-- Start of DATA IN THIS EXERCISE --

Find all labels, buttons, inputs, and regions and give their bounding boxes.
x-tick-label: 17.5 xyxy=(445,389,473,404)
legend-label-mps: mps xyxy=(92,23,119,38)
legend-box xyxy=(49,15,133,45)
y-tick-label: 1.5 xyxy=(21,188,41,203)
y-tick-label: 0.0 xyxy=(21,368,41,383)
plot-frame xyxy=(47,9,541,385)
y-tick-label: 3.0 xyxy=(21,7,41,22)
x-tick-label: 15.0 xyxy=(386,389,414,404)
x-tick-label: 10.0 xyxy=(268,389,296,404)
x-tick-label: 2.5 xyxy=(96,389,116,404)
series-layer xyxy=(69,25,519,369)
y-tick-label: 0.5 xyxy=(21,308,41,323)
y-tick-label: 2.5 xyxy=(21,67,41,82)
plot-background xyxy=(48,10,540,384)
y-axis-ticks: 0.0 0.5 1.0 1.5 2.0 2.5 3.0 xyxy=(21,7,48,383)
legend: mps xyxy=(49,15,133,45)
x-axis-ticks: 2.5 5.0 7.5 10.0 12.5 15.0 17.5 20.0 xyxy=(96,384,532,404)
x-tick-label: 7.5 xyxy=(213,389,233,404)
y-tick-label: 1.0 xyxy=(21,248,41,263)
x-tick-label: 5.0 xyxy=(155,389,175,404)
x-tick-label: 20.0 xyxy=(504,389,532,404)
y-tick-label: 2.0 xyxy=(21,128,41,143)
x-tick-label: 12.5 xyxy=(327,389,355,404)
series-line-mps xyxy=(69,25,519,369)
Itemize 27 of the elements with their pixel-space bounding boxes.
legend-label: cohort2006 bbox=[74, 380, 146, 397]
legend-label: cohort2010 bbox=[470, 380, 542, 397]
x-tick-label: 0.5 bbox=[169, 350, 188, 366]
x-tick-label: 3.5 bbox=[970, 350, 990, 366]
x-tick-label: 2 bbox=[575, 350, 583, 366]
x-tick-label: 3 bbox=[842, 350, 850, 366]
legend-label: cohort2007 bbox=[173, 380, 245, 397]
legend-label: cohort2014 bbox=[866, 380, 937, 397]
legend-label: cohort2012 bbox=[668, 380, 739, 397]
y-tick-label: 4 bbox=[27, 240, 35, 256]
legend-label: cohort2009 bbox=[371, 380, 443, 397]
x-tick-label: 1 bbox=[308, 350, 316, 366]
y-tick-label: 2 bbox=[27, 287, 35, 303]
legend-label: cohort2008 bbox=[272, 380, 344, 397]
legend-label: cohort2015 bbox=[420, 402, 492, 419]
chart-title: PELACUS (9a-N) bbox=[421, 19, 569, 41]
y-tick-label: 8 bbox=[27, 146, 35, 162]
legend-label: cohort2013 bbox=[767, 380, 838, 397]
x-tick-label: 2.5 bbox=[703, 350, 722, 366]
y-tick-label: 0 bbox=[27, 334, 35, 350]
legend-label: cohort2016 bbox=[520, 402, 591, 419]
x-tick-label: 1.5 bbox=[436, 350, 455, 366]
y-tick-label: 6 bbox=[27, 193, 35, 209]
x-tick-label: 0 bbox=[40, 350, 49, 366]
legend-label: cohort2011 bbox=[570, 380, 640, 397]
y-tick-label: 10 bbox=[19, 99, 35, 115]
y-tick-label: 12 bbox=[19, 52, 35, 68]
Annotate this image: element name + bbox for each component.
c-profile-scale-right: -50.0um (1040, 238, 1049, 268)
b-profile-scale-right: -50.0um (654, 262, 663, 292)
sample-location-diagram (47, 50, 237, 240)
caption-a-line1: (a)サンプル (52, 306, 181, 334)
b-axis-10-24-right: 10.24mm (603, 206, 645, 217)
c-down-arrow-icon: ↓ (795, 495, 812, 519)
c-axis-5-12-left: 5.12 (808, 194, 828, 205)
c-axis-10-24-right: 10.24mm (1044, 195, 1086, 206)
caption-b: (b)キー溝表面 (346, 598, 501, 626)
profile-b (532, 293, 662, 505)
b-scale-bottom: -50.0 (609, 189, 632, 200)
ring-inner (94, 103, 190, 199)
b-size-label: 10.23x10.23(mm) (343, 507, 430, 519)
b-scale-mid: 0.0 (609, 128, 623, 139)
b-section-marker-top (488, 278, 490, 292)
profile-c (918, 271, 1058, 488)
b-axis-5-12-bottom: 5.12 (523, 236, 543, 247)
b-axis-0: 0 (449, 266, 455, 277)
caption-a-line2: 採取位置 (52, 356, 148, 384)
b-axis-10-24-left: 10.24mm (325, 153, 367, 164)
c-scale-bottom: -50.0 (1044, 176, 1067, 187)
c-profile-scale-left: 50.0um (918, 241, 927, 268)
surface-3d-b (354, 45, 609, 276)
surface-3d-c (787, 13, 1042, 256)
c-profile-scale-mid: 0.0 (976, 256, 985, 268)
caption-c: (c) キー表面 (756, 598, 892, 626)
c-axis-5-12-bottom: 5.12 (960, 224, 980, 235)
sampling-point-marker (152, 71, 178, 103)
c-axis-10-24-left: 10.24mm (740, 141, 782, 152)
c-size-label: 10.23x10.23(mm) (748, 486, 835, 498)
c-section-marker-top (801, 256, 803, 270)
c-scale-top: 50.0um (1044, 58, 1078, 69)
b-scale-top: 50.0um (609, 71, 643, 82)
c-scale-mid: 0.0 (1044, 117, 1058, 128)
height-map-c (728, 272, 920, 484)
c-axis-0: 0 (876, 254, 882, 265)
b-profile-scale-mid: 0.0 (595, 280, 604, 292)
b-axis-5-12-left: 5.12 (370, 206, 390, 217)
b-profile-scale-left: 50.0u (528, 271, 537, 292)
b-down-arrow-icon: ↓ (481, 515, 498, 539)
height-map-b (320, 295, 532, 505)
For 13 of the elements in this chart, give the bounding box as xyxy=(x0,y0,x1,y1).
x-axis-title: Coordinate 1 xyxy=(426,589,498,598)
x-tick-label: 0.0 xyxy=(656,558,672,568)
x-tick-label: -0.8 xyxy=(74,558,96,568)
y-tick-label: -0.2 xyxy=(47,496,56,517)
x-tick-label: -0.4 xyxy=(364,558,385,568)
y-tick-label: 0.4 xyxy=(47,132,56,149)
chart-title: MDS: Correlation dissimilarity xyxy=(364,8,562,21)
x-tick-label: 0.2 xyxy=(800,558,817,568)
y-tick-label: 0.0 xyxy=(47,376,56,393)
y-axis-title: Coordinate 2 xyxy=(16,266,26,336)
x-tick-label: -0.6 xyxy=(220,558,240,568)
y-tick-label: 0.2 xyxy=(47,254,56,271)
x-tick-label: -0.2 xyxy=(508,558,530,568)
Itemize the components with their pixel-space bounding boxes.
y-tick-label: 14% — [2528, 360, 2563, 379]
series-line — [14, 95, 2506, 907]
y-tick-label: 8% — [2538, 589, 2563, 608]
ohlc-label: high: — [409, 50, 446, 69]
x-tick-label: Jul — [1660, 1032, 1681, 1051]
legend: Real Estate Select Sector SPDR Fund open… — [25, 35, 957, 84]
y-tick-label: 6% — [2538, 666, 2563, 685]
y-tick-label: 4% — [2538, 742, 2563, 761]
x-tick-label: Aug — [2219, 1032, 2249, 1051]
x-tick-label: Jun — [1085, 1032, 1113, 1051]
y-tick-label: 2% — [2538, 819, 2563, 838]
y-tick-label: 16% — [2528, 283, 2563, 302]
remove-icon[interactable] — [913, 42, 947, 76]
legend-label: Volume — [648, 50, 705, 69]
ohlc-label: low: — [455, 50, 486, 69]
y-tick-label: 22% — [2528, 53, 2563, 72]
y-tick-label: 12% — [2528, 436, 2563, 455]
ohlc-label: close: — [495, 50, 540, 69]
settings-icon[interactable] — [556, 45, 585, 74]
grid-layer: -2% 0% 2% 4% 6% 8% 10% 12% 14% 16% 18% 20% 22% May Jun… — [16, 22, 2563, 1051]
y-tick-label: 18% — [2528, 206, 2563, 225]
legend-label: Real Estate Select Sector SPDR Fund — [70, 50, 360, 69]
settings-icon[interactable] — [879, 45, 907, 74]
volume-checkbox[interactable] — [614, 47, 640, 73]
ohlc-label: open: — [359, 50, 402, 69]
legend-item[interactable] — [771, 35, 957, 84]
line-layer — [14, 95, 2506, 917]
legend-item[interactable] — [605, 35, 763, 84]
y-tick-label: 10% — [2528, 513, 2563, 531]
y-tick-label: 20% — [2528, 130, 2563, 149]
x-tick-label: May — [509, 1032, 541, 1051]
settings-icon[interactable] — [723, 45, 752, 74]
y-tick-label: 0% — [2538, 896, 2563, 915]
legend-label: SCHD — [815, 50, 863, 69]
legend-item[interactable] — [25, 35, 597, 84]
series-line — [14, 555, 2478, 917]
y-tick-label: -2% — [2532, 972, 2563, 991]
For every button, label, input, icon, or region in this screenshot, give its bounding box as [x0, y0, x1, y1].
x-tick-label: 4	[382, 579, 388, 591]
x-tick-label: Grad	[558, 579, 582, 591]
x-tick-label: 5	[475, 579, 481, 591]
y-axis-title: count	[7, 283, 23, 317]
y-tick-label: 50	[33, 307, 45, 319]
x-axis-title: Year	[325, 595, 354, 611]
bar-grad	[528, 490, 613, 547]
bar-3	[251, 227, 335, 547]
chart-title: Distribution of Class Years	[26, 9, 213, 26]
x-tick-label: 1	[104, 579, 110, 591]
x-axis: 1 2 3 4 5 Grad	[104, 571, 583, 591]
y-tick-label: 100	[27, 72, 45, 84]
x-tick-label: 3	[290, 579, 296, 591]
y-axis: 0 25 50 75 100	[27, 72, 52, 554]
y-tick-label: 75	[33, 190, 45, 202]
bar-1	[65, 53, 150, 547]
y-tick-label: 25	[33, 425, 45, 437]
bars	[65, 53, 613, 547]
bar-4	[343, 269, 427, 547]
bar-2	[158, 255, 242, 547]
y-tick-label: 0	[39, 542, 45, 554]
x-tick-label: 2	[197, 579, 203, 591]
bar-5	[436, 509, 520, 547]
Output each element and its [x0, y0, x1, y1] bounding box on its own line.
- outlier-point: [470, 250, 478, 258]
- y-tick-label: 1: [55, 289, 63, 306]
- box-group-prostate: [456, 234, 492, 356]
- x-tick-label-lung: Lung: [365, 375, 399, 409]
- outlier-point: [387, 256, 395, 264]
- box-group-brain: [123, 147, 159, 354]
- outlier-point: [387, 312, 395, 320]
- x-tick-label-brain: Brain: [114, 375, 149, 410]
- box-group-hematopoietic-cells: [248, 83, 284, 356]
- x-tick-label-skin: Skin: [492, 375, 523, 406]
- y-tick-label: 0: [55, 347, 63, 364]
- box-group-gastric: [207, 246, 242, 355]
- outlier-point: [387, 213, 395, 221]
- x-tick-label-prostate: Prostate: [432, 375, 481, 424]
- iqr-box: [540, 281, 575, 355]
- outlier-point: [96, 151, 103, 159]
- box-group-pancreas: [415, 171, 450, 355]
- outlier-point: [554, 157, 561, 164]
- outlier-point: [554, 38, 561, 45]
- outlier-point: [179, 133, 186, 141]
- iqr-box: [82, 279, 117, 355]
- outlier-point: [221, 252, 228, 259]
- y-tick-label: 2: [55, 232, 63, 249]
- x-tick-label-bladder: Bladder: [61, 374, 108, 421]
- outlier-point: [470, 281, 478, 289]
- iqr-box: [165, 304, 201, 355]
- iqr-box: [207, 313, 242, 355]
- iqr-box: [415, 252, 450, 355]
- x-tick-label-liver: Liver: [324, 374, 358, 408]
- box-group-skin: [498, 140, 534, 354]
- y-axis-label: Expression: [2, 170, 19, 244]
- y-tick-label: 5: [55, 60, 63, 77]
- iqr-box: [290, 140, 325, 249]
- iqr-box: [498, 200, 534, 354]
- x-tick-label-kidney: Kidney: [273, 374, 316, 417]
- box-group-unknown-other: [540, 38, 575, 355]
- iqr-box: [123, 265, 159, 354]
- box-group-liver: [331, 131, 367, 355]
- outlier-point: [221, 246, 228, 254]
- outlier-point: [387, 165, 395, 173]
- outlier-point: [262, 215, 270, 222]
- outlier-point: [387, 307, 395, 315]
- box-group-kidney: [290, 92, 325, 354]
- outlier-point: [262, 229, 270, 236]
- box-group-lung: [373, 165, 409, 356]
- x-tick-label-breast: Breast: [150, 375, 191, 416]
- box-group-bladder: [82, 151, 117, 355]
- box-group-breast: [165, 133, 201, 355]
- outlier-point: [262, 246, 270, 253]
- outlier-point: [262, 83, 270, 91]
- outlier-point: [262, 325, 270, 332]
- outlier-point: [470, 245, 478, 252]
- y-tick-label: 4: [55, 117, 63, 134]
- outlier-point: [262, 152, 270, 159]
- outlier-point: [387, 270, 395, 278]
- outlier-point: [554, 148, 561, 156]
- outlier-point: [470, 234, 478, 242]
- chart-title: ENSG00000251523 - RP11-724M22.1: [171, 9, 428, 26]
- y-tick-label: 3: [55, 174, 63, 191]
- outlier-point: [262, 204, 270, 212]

-- End of DATA IN THIS EXERCISE --

Put every line of the entries above, from the first one through the line containing "y-tick-label: 0.0 xyxy=(21,368,41,383)", into a JSON list of strings with one string per line, leaving out any blank lines.

ANSWER FOR THIS EXERCISE
[
  "Find all labels, buttons, inputs, and regions and give their bounding boxes.",
  "x-tick-label: 17.5 xyxy=(445,389,473,404)",
  "legend-label-mps: mps xyxy=(92,23,119,38)",
  "legend-box xyxy=(49,15,133,45)",
  "y-tick-label: 1.5 xyxy=(21,188,41,203)",
  "y-tick-label: 0.0 xyxy=(21,368,41,383)"
]